EXERCISE. Copy out all lines from the entries below in which "Lexington" occurs.

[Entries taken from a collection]
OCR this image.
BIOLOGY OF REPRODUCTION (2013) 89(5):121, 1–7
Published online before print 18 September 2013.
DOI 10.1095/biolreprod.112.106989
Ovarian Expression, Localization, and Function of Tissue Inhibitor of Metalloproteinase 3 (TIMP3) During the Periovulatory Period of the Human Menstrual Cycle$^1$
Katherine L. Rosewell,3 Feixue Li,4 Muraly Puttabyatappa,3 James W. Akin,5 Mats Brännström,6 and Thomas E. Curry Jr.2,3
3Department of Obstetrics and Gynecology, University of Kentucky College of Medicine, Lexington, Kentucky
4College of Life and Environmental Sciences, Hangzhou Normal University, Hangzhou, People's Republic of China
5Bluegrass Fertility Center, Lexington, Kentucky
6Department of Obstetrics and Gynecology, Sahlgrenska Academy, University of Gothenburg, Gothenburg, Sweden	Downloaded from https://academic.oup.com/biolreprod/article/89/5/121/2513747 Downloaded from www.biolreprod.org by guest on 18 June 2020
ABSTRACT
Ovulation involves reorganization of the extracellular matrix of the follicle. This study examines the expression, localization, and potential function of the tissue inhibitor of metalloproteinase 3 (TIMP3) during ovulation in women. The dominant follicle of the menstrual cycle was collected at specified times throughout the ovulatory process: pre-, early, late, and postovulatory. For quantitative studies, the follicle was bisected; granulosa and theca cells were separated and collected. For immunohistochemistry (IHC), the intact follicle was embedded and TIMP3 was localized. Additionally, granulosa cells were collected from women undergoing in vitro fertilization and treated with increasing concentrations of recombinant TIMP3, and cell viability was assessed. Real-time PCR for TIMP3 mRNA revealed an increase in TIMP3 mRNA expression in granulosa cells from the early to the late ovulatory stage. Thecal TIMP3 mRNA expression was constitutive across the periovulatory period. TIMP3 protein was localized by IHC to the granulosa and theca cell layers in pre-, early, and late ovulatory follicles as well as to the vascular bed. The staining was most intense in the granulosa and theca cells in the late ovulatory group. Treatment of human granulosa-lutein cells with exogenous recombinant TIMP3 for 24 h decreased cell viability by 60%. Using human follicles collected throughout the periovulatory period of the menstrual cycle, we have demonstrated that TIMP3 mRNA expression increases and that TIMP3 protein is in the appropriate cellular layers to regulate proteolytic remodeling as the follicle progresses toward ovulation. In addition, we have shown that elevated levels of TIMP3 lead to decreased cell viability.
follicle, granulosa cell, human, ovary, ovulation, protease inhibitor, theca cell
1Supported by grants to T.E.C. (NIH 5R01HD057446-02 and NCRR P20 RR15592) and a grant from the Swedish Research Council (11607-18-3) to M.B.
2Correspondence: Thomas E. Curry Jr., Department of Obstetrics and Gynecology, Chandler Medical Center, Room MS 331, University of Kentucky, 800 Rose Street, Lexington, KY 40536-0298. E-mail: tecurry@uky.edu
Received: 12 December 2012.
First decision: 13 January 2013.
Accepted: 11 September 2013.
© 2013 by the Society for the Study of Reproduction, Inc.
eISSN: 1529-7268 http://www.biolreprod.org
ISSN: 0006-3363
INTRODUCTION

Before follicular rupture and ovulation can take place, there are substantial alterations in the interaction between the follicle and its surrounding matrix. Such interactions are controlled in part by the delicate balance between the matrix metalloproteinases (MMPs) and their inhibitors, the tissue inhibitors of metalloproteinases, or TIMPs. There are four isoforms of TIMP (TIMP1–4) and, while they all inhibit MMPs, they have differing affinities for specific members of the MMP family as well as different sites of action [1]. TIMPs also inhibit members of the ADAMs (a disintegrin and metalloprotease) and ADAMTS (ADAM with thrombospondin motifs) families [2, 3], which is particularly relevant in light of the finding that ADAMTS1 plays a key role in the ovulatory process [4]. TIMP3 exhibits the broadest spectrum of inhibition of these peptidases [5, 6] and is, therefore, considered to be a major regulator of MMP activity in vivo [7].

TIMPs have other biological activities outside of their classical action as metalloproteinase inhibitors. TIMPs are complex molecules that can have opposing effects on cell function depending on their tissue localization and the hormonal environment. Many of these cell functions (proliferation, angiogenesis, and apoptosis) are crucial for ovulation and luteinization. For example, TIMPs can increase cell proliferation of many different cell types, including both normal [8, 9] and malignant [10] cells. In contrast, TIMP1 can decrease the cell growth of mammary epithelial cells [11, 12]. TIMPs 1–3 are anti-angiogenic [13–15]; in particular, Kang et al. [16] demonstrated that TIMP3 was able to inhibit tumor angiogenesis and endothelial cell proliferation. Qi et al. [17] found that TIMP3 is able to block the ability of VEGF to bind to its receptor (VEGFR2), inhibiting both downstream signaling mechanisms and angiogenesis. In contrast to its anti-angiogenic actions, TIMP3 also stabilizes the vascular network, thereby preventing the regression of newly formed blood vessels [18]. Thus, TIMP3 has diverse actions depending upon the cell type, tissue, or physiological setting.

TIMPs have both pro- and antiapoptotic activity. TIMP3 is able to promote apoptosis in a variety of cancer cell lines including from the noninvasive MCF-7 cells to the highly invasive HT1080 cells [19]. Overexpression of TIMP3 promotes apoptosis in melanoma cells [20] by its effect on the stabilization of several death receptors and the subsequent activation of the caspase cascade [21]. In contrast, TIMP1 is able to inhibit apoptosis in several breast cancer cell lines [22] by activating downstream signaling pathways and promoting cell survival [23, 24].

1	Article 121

SOLUTION.
3Department of Obstetrics and Gynecology, University of Kentucky College of Medicine, Lexington, Kentucky
5Bluegrass Fertility Center, Lexington, Kentucky
2Correspondence: Thomas E. Curry Jr., Department of Obstetrics and Gynecology, Chandler Medical Center, Room MS 331, University of Kentucky, 800 Rose Street, Lexington, KY 40536-0298. E-mail: tecurry@uky.edu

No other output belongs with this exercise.